The exercise ▸ Give the listing again exactly, omitting its images.

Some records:
......
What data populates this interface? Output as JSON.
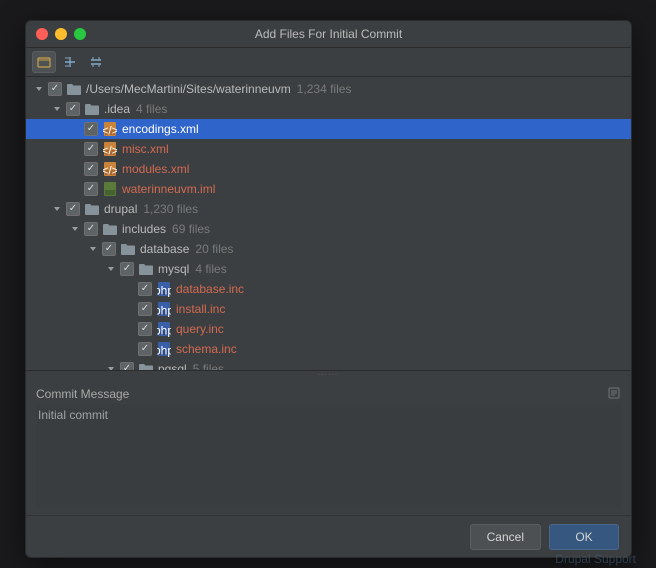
{
  "title": "Add Files For Initial Commit",
  "toolbar": {
    "group_by_dir": "group-by-directory-icon",
    "expand_all": "expand-all-icon",
    "collapse_all": "collapse-all-icon"
  },
  "tree": [
    {
      "indent": 0,
      "arrow": "down",
      "checked": true,
      "icon": "folder",
      "name": "/Users/MecMartini/Sites/waterinneuvm",
      "count": "1,234 files",
      "mod": false,
      "sel": false
    },
    {
      "indent": 1,
      "arrow": "down",
      "checked": true,
      "icon": "folder",
      "name": ".idea",
      "count": "4 files",
      "mod": false,
      "sel": false
    },
    {
      "indent": 2,
      "arrow": "",
      "checked": true,
      "icon": "file-xml",
      "name": "encodings.xml",
      "count": "",
      "mod": true,
      "sel": true
    },
    {
      "indent": 2,
      "arrow": "",
      "checked": true,
      "icon": "file-xml",
      "name": "misc.xml",
      "count": "",
      "mod": true,
      "sel": false
    },
    {
      "indent": 2,
      "arrow": "",
      "checked": true,
      "icon": "file-xml",
      "name": "modules.xml",
      "count": "",
      "mod": true,
      "sel": false
    },
    {
      "indent": 2,
      "arrow": "",
      "checked": true,
      "icon": "file-iml",
      "name": "waterinneuvm.iml",
      "count": "",
      "mod": true,
      "sel": false
    },
    {
      "indent": 1,
      "arrow": "down",
      "checked": true,
      "icon": "folder",
      "name": "drupal",
      "count": "1,230 files",
      "mod": false,
      "sel": false
    },
    {
      "indent": 2,
      "arrow": "down",
      "checked": true,
      "icon": "folder",
      "name": "includes",
      "count": "69 files",
      "mod": false,
      "sel": false
    },
    {
      "indent": 3,
      "arrow": "down",
      "checked": true,
      "icon": "folder",
      "name": "database",
      "count": "20 files",
      "mod": false,
      "sel": false
    },
    {
      "indent": 4,
      "arrow": "down",
      "checked": true,
      "icon": "folder",
      "name": "mysql",
      "count": "4 files",
      "mod": false,
      "sel": false
    },
    {
      "indent": 5,
      "arrow": "",
      "checked": true,
      "icon": "file-php",
      "name": "database.inc",
      "count": "",
      "mod": true,
      "sel": false
    },
    {
      "indent": 5,
      "arrow": "",
      "checked": true,
      "icon": "file-php",
      "name": "install.inc",
      "count": "",
      "mod": true,
      "sel": false
    },
    {
      "indent": 5,
      "arrow": "",
      "checked": true,
      "icon": "file-php",
      "name": "query.inc",
      "count": "",
      "mod": true,
      "sel": false
    },
    {
      "indent": 5,
      "arrow": "",
      "checked": true,
      "icon": "file-php",
      "name": "schema.inc",
      "count": "",
      "mod": true,
      "sel": false
    },
    {
      "indent": 4,
      "arrow": "down",
      "checked": true,
      "icon": "folder",
      "name": "pgsql",
      "count": "5 files",
      "mod": false,
      "sel": false
    }
  ],
  "commit": {
    "label": "Commit Message",
    "value": "Initial commit"
  },
  "buttons": {
    "cancel": "Cancel",
    "ok": "OK"
  },
  "footer_hint": "Drupal Support"
}
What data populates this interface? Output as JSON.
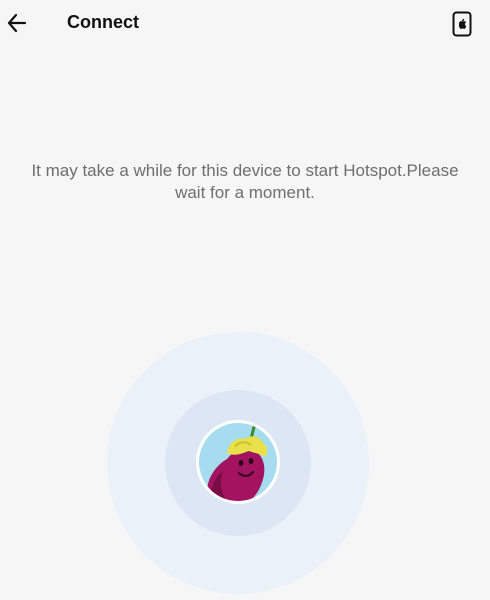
{
  "header": {
    "title": "Connect",
    "back_icon": "arrow-left-icon",
    "device_icon": "phone-apple-icon"
  },
  "main": {
    "message_line1": "It may take a while for this device to start Hotspot.Please",
    "message_line2": "wait for a moment."
  },
  "avatar": {
    "icon": "eggplant-avatar-icon"
  },
  "colors": {
    "background": "#f6f6f6",
    "message_text": "#6e6e6e",
    "ring_outer": "#eaf1f9",
    "ring_mid": "#dce6f4",
    "avatar_bg": "#a6dcef",
    "eggplant": "#a4135f",
    "leaf": "#e9e14a"
  }
}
......
Output ▸
What data populates this interface? Output as JSON.
{
  "title": "Add Files For Initial Commit",
  "toolbar": {
    "group_by_dir": "group-by-directory-icon",
    "expand_all": "expand-all-icon",
    "collapse_all": "collapse-all-icon"
  },
  "tree": [
    {
      "indent": 0,
      "arrow": "down",
      "checked": true,
      "icon": "folder",
      "name": "/Users/MecMartini/Sites/waterinneuvm",
      "count": "1,234 files",
      "mod": false,
      "sel": false
    },
    {
      "indent": 1,
      "arrow": "down",
      "checked": true,
      "icon": "folder",
      "name": ".idea",
      "count": "4 files",
      "mod": false,
      "sel": false
    },
    {
      "indent": 2,
      "arrow": "",
      "checked": true,
      "icon": "file-xml",
      "name": "encodings.xml",
      "count": "",
      "mod": true,
      "sel": true
    },
    {
      "indent": 2,
      "arrow": "",
      "checked": true,
      "icon": "file-xml",
      "name": "misc.xml",
      "count": "",
      "mod": true,
      "sel": false
    },
    {
      "indent": 2,
      "arrow": "",
      "checked": true,
      "icon": "file-xml",
      "name": "modules.xml",
      "count": "",
      "mod": true,
      "sel": false
    },
    {
      "indent": 2,
      "arrow": "",
      "checked": true,
      "icon": "file-iml",
      "name": "waterinneuvm.iml",
      "count": "",
      "mod": true,
      "sel": false
    },
    {
      "indent": 1,
      "arrow": "down",
      "checked": true,
      "icon": "folder",
      "name": "drupal",
      "count": "1,230 files",
      "mod": false,
      "sel": false
    },
    {
      "indent": 2,
      "arrow": "down",
      "checked": true,
      "icon": "folder",
      "name": "includes",
      "count": "69 files",
      "mod": false,
      "sel": false
    },
    {
      "indent": 3,
      "arrow": "down",
      "checked": true,
      "icon": "folder",
      "name": "database",
      "count": "20 files",
      "mod": false,
      "sel": false
    },
    {
      "indent": 4,
      "arrow": "down",
      "checked": true,
      "icon": "folder",
      "name": "mysql",
      "count": "4 files",
      "mod": false,
      "sel": false
    },
    {
      "indent": 5,
      "arrow": "",
      "checked": true,
      "icon": "file-php",
      "name": "database.inc",
      "count": "",
      "mod": true,
      "sel": false
    },
    {
      "indent": 5,
      "arrow": "",
      "checked": true,
      "icon": "file-php",
      "name": "install.inc",
      "count": "",
      "mod": true,
      "sel": false
    },
    {
      "indent": 5,
      "arrow": "",
      "checked": true,
      "icon": "file-php",
      "name": "query.inc",
      "count": "",
      "mod": true,
      "sel": false
    },
    {
      "indent": 5,
      "arrow": "",
      "checked": true,
      "icon": "file-php",
      "name": "schema.inc",
      "count": "",
      "mod": true,
      "sel": false
    },
    {
      "indent": 4,
      "arrow": "down",
      "checked": true,
      "icon": "folder",
      "name": "pgsql",
      "count": "5 files",
      "mod": false,
      "sel": false
    }
  ],
  "commit": {
    "label": "Commit Message",
    "value": "Initial commit"
  },
  "buttons": {
    "cancel": "Cancel",
    "ok": "OK"
  },
  "footer_hint": "Drupal Support"
}
What data populates this interface? Output as JSON.
{
  "header": {
    "title": "Connect",
    "back_icon": "arrow-left-icon",
    "device_icon": "phone-apple-icon"
  },
  "main": {
    "message_line1": "It may take a while for this device to start Hotspot.Please",
    "message_line2": "wait for a moment."
  },
  "avatar": {
    "icon": "eggplant-avatar-icon"
  },
  "colors": {
    "background": "#f6f6f6",
    "message_text": "#6e6e6e",
    "ring_outer": "#eaf1f9",
    "ring_mid": "#dce6f4",
    "avatar_bg": "#a6dcef",
    "eggplant": "#a4135f",
    "leaf": "#e9e14a"
  }
}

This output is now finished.